_GOAL OF THE EXERCISE_:
Repeat every record below exactly as written.

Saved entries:
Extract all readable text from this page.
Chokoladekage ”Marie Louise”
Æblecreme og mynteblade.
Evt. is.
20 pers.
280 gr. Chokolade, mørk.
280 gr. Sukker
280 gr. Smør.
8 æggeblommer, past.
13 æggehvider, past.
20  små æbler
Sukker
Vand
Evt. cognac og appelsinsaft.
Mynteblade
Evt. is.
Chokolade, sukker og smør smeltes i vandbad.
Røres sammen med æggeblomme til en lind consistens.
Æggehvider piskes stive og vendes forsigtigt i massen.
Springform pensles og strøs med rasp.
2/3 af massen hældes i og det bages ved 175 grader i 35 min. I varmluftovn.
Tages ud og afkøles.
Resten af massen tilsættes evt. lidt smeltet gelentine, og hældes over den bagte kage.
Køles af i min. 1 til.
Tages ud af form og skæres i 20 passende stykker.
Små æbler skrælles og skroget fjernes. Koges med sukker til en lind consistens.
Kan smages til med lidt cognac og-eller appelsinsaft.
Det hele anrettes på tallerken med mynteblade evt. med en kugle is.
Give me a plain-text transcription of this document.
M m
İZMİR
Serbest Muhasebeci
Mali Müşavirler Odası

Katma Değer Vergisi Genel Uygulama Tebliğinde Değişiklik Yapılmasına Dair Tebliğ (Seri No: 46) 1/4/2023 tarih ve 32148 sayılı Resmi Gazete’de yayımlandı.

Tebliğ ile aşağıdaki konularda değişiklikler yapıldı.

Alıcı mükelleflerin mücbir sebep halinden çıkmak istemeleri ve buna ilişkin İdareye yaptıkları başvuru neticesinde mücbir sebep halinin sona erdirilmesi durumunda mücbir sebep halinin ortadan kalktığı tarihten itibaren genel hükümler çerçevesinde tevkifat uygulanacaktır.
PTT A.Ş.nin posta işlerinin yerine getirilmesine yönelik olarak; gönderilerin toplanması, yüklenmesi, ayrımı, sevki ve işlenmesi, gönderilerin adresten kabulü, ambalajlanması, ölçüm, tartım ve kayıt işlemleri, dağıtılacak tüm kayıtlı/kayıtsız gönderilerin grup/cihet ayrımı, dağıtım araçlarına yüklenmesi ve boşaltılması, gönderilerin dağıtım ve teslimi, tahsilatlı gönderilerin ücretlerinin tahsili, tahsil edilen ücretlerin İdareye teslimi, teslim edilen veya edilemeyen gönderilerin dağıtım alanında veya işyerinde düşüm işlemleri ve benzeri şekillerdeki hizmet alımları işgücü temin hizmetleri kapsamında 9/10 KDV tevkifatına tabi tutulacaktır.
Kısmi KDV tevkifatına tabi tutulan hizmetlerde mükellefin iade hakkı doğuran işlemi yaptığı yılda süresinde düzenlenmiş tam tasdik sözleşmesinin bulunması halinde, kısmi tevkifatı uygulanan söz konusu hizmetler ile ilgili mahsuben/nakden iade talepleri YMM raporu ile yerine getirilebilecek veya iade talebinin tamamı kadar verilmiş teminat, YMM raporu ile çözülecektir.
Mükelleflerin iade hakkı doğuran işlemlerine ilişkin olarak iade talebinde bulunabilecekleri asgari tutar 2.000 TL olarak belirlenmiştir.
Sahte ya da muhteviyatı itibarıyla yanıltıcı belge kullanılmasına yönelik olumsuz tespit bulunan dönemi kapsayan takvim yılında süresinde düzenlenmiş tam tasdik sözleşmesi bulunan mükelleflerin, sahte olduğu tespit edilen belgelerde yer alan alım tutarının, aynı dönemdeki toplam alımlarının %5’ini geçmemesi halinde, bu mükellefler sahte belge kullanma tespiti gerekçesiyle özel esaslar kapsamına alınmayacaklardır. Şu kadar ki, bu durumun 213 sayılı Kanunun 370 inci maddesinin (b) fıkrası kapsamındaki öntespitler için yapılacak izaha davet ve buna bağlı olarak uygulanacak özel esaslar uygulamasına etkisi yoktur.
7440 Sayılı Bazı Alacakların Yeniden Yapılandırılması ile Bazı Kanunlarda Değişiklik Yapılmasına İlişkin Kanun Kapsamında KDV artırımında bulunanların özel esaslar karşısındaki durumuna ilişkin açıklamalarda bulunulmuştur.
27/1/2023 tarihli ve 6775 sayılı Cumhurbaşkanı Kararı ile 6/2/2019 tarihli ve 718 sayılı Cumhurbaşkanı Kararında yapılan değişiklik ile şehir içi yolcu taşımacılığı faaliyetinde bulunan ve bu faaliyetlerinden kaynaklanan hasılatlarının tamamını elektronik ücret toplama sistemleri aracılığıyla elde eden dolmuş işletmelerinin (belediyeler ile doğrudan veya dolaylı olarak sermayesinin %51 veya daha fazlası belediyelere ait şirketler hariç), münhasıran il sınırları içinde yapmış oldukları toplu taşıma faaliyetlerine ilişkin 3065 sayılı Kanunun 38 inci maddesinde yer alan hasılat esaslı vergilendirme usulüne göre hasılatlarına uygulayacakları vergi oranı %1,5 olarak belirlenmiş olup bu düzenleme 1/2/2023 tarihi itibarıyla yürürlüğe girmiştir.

_TASK SOLUTION_:
Extract all readable text from this page.
Chokoladekage ”Marie Louise”
Æblecreme og mynteblade.
Evt. is.
20 pers.
280 gr. Chokolade, mørk.
280 gr. Sukker
280 gr. Smør.
8 æggeblommer, past.
13 æggehvider, past.
20  små æbler
Sukker
Vand
Evt. cognac og appelsinsaft.
Mynteblade
Evt. is.
Chokolade, sukker og smør smeltes i vandbad.
Røres sammen med æggeblomme til en lind consistens.
Æggehvider piskes stive og vendes forsigtigt i massen.
Springform pensles og strøs med rasp.
2/3 af massen hældes i og det bages ved 175 grader i 35 min. I varmluftovn.
Tages ud og afkøles.
Resten af massen tilsættes evt. lidt smeltet gelentine, og hældes over den bagte kage.
Køles af i min. 1 til.
Tages ud af form og skæres i 20 passende stykker.
Små æbler skrælles og skroget fjernes. Koges med sukker til en lind consistens.
Kan smages til med lidt cognac og-eller appelsinsaft.
Det hele anrettes på tallerken med mynteblade evt. med en kugle is.
Give me a plain-text transcription of this document.
M m
İZMİR
Serbest Muhasebeci
Mali Müşavirler Odası

Katma Değer Vergisi Genel Uygulama Tebliğinde Değişiklik Yapılmasına Dair Tebliğ (Seri No: 46) 1/4/2023 tarih ve 32148 sayılı Resmi Gazete’de yayımlandı.

Tebliğ ile aşağıdaki konularda değişiklikler yapıldı.

Alıcı mükelleflerin mücbir sebep halinden çıkmak istemeleri ve buna ilişkin İdareye yaptıkları başvuru neticesinde mücbir sebep halinin sona erdirilmesi durumunda mücbir sebep halinin ortadan kalktığı tarihten itibaren genel hükümler çerçevesinde tevkifat uygulanacaktır.
PTT A.Ş.nin posta işlerinin yerine getirilmesine yönelik olarak; gönderilerin toplanması, yüklenmesi, ayrımı, sevki ve işlenmesi, gönderilerin adresten kabulü, ambalajlanması, ölçüm, tartım ve kayıt işlemleri, dağıtılacak tüm kayıtlı/kayıtsız gönderilerin grup/cihet ayrımı, dağıtım araçlarına yüklenmesi ve boşaltılması, gönderilerin dağıtım ve teslimi, tahsilatlı gönderilerin ücretlerinin tahsili, tahsil edilen ücretlerin İdareye teslimi, teslim edilen veya edilemeyen gönderilerin dağıtım alanında veya işyerinde düşüm işlemleri ve benzeri şekillerdeki hizmet alımları işgücü temin hizmetleri kapsamında 9/10 KDV tevkifatına tabi tutulacaktır.
Kısmi KDV tevkifatına tabi tutulan hizmetlerde mükellefin iade hakkı doğuran işlemi yaptığı yılda süresinde düzenlenmiş tam tasdik sözleşmesinin bulunması halinde, kısmi tevkifatı uygulanan söz konusu hizmetler ile ilgili mahsuben/nakden iade talepleri YMM raporu ile yerine getirilebilecek veya iade talebinin tamamı kadar verilmiş teminat, YMM raporu ile çözülecektir.
Mükelleflerin iade hakkı doğuran işlemlerine ilişkin olarak iade talebinde bulunabilecekleri asgari tutar 2.000 TL olarak belirlenmiştir.
Sahte ya da muhteviyatı itibarıyla yanıltıcı belge kullanılmasına yönelik olumsuz tespit bulunan dönemi kapsayan takvim yılında süresinde düzenlenmiş tam tasdik sözleşmesi bulunan mükelleflerin, sahte olduğu tespit edilen belgelerde yer alan alım tutarının, aynı dönemdeki toplam alımlarının %5’ini geçmemesi halinde, bu mükellefler sahte belge kullanma tespiti gerekçesiyle özel esaslar kapsamına alınmayacaklardır. Şu kadar ki, bu durumun 213 sayılı Kanunun 370 inci maddesinin (b) fıkrası kapsamındaki öntespitler için yapılacak izaha davet ve buna bağlı olarak uygulanacak özel esaslar uygulamasına etkisi yoktur.
7440 Sayılı Bazı Alacakların Yeniden Yapılandırılması ile Bazı Kanunlarda Değişiklik Yapılmasına İlişkin Kanun Kapsamında KDV artırımında bulunanların özel esaslar karşısındaki durumuna ilişkin açıklamalarda bulunulmuştur.
27/1/2023 tarihli ve 6775 sayılı Cumhurbaşkanı Kararı ile 6/2/2019 tarihli ve 718 sayılı Cumhurbaşkanı Kararında yapılan değişiklik ile şehir içi yolcu taşımacılığı faaliyetinde bulunan ve bu faaliyetlerinden kaynaklanan hasılatlarının tamamını elektronik ücret toplama sistemleri aracılığıyla elde eden dolmuş işletmelerinin (belediyeler ile doğrudan veya dolaylı olarak sermayesinin %51 veya daha fazlası belediyelere ait şirketler hariç), münhasıran il sınırları içinde yapmış oldukları toplu taşıma faaliyetlerine ilişkin 3065 sayılı Kanunun 38 inci maddesinde yer alan hasılat esaslı vergilendirme usulüne göre hasılatlarına uygulayacakları vergi oranı %1,5 olarak belirlenmiş olup bu düzenleme 1/2/2023 tarihi itibarıyla yürürlüğe girmiştir.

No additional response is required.